> [What to work on]:
In the copy, include every entry exactly but none of the images.

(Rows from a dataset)
— START —

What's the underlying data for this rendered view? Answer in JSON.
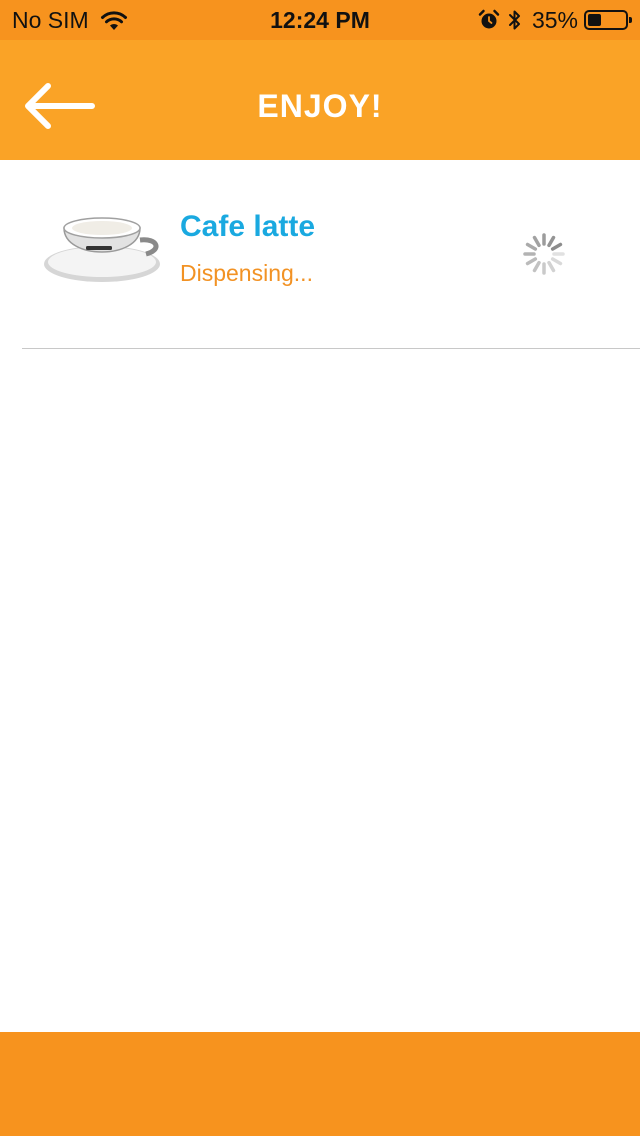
{
  "status_bar": {
    "carrier": "No SIM",
    "time": "12:24 PM",
    "battery_percent": "35%",
    "battery_level": 0.35,
    "icons": [
      "wifi-icon",
      "alarm-icon",
      "bluetooth-icon",
      "battery-icon"
    ]
  },
  "nav": {
    "title": "ENJOY!",
    "back_icon": "arrow-left-icon"
  },
  "order": {
    "items": [
      {
        "name": "Cafe latte",
        "status": "Dispensing...",
        "image": "coffee-cup-image",
        "progress_indicator": "loading-spinner-icon"
      }
    ]
  },
  "colors": {
    "status_bar": "#f7931e",
    "nav_bar": "#faa326",
    "product_name": "#1aa9e0",
    "status_text": "#f29224",
    "bottom_bar": "#f7931e",
    "divider": "#c8c8c8"
  }
}
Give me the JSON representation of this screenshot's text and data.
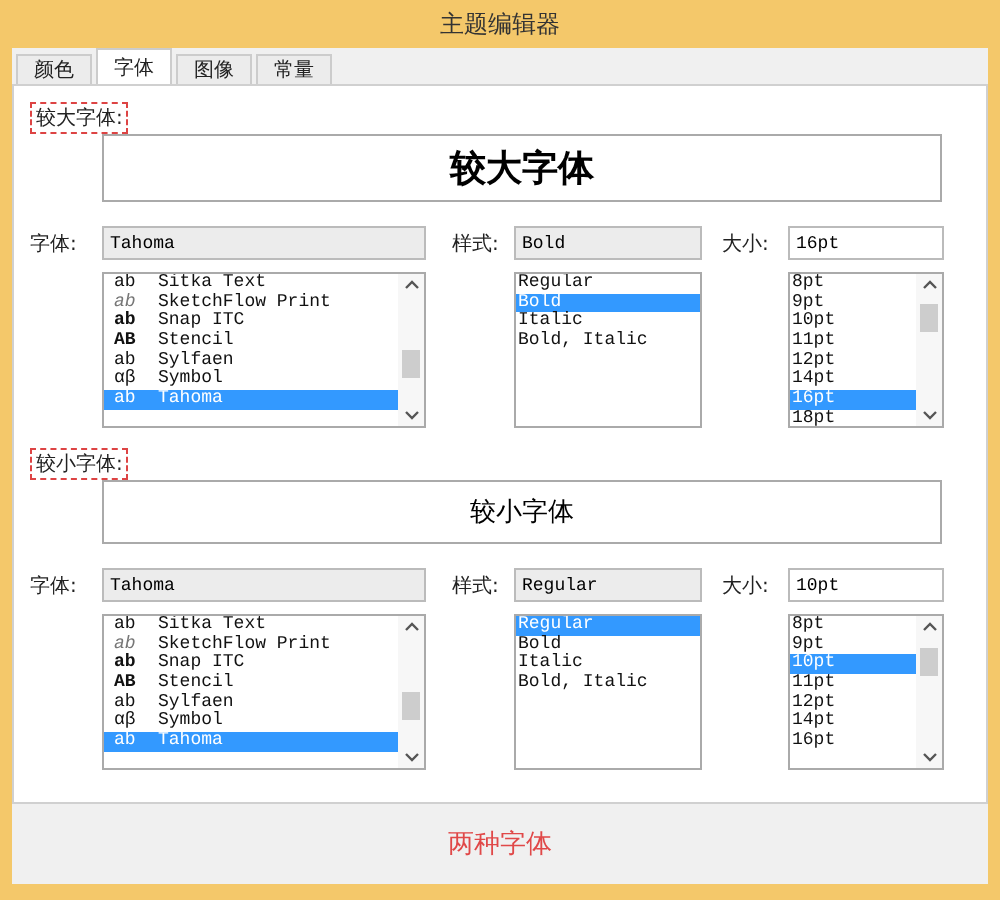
{
  "window": {
    "title": "主题编辑器"
  },
  "tabs": [
    {
      "label": "颜色",
      "selected": false
    },
    {
      "label": "字体",
      "selected": true
    },
    {
      "label": "图像",
      "selected": false
    },
    {
      "label": "常量",
      "selected": false
    }
  ],
  "sections": [
    {
      "label": "较大字体:",
      "preview": "较大字体",
      "kind": "large",
      "fields": [
        {
          "label": "字体:",
          "value": "Tahoma",
          "editable": false
        },
        {
          "label": "样式:",
          "value": "Bold",
          "editable": false
        },
        {
          "label": "大小:",
          "value": "16pt",
          "editable": true
        }
      ],
      "font_list": [
        {
          "sample": "ab",
          "name": "Sitka Text",
          "selected": false
        },
        {
          "sample": "ab",
          "name": "SketchFlow Print",
          "selected": false
        },
        {
          "sample": "ab",
          "name": "Snap ITC",
          "selected": false
        },
        {
          "sample": "AB",
          "name": "Stencil",
          "selected": false
        },
        {
          "sample": "ab",
          "name": "Sylfaen",
          "selected": false
        },
        {
          "sample": "αβ",
          "name": "Symbol",
          "selected": false
        },
        {
          "sample": "ab",
          "name": "Tahoma",
          "selected": true
        }
      ],
      "style_list": [
        {
          "label": "Regular",
          "selected": false
        },
        {
          "label": "Bold",
          "selected": true
        },
        {
          "label": "Italic",
          "selected": false
        },
        {
          "label": "Bold, Italic",
          "selected": false
        }
      ],
      "size_list": [
        {
          "label": "8pt",
          "selected": false
        },
        {
          "label": "9pt",
          "selected": false
        },
        {
          "label": "10pt",
          "selected": false
        },
        {
          "label": "11pt",
          "selected": false
        },
        {
          "label": "12pt",
          "selected": false
        },
        {
          "label": "14pt",
          "selected": false
        },
        {
          "label": "16pt",
          "selected": true
        },
        {
          "label": "18pt",
          "selected": false
        }
      ]
    },
    {
      "label": "较小字体:",
      "preview": "较小字体",
      "kind": "small",
      "fields": [
        {
          "label": "字体:",
          "value": "Tahoma",
          "editable": false
        },
        {
          "label": "样式:",
          "value": "Regular",
          "editable": false
        },
        {
          "label": "大小:",
          "value": "10pt",
          "editable": true
        }
      ],
      "font_list": [
        {
          "sample": "ab",
          "name": "Sitka Text",
          "selected": false
        },
        {
          "sample": "ab",
          "name": "SketchFlow Print",
          "selected": false
        },
        {
          "sample": "ab",
          "name": "Snap ITC",
          "selected": false
        },
        {
          "sample": "AB",
          "name": "Stencil",
          "selected": false
        },
        {
          "sample": "ab",
          "name": "Sylfaen",
          "selected": false
        },
        {
          "sample": "αβ",
          "name": "Symbol",
          "selected": false
        },
        {
          "sample": "ab",
          "name": "Tahoma",
          "selected": true
        }
      ],
      "style_list": [
        {
          "label": "Regular",
          "selected": true
        },
        {
          "label": "Bold",
          "selected": false
        },
        {
          "label": "Italic",
          "selected": false
        },
        {
          "label": "Bold, Italic",
          "selected": false
        }
      ],
      "size_list": [
        {
          "label": "8pt",
          "selected": false
        },
        {
          "label": "9pt",
          "selected": false
        },
        {
          "label": "10pt",
          "selected": true
        },
        {
          "label": "11pt",
          "selected": false
        },
        {
          "label": "12pt",
          "selected": false
        },
        {
          "label": "14pt",
          "selected": false
        },
        {
          "label": "16pt",
          "selected": false
        }
      ]
    }
  ],
  "caption": "两种字体"
}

— END —

> [Completed task]:
What's the underlying data for this rendered view? Answer in JSON.
{
  "status_bar": {
    "carrier": "No SIM",
    "time": "12:24 PM",
    "battery_percent": "35%",
    "battery_level": 0.35,
    "icons": [
      "wifi-icon",
      "alarm-icon",
      "bluetooth-icon",
      "battery-icon"
    ]
  },
  "nav": {
    "title": "ENJOY!",
    "back_icon": "arrow-left-icon"
  },
  "order": {
    "items": [
      {
        "name": "Cafe latte",
        "status": "Dispensing...",
        "image": "coffee-cup-image",
        "progress_indicator": "loading-spinner-icon"
      }
    ]
  },
  "colors": {
    "status_bar": "#f7931e",
    "nav_bar": "#faa326",
    "product_name": "#1aa9e0",
    "status_text": "#f29224",
    "bottom_bar": "#f7931e",
    "divider": "#c8c8c8"
  }
}
Give me the JSON representation of this screenshot's text and data.
{
  "window": {
    "title": "主题编辑器"
  },
  "tabs": [
    {
      "label": "颜色",
      "selected": false
    },
    {
      "label": "字体",
      "selected": true
    },
    {
      "label": "图像",
      "selected": false
    },
    {
      "label": "常量",
      "selected": false
    }
  ],
  "sections": [
    {
      "label": "较大字体:",
      "preview": "较大字体",
      "kind": "large",
      "fields": [
        {
          "label": "字体:",
          "value": "Tahoma",
          "editable": false
        },
        {
          "label": "样式:",
          "value": "Bold",
          "editable": false
        },
        {
          "label": "大小:",
          "value": "16pt",
          "editable": true
        }
      ],
      "font_list": [
        {
          "sample": "ab",
          "name": "Sitka Text",
          "selected": false
        },
        {
          "sample": "ab",
          "name": "SketchFlow Print",
          "selected": false
        },
        {
          "sample": "ab",
          "name": "Snap ITC",
          "selected": false
        },
        {
          "sample": "AB",
          "name": "Stencil",
          "selected": false
        },
        {
          "sample": "ab",
          "name": "Sylfaen",
          "selected": false
        },
        {
          "sample": "αβ",
          "name": "Symbol",
          "selected": false
        },
        {
          "sample": "ab",
          "name": "Tahoma",
          "selected": true
        }
      ],
      "style_list": [
        {
          "label": "Regular",
          "selected": false
        },
        {
          "label": "Bold",
          "selected": true
        },
        {
          "label": "Italic",
          "selected": false
        },
        {
          "label": "Bold, Italic",
          "selected": false
        }
      ],
      "size_list": [
        {
          "label": "8pt",
          "selected": false
        },
        {
          "label": "9pt",
          "selected": false
        },
        {
          "label": "10pt",
          "selected": false
        },
        {
          "label": "11pt",
          "selected": false
        },
        {
          "label": "12pt",
          "selected": false
        },
        {
          "label": "14pt",
          "selected": false
        },
        {
          "label": "16pt",
          "selected": true
        },
        {
          "label": "18pt",
          "selected": false
        }
      ]
    },
    {
      "label": "较小字体:",
      "preview": "较小字体",
      "kind": "small",
      "fields": [
        {
          "label": "字体:",
          "value": "Tahoma",
          "editable": false
        },
        {
          "label": "样式:",
          "value": "Regular",
          "editable": false
        },
        {
          "label": "大小:",
          "value": "10pt",
          "editable": true
        }
      ],
      "font_list": [
        {
          "sample": "ab",
          "name": "Sitka Text",
          "selected": false
        },
        {
          "sample": "ab",
          "name": "SketchFlow Print",
          "selected": false
        },
        {
          "sample": "ab",
          "name": "Snap ITC",
          "selected": false
        },
        {
          "sample": "AB",
          "name": "Stencil",
          "selected": false
        },
        {
          "sample": "ab",
          "name": "Sylfaen",
          "selected": false
        },
        {
          "sample": "αβ",
          "name": "Symbol",
          "selected": false
        },
        {
          "sample": "ab",
          "name": "Tahoma",
          "selected": true
        }
      ],
      "style_list": [
        {
          "label": "Regular",
          "selected": true
        },
        {
          "label": "Bold",
          "selected": false
        },
        {
          "label": "Italic",
          "selected": false
        },
        {
          "label": "Bold, Italic",
          "selected": false
        }
      ],
      "size_list": [
        {
          "label": "8pt",
          "selected": false
        },
        {
          "label": "9pt",
          "selected": false
        },
        {
          "label": "10pt",
          "selected": true
        },
        {
          "label": "11pt",
          "selected": false
        },
        {
          "label": "12pt",
          "selected": false
        },
        {
          "label": "14pt",
          "selected": false
        },
        {
          "label": "16pt",
          "selected": false
        }
      ]
    }
  ],
  "caption": "两种字体"
}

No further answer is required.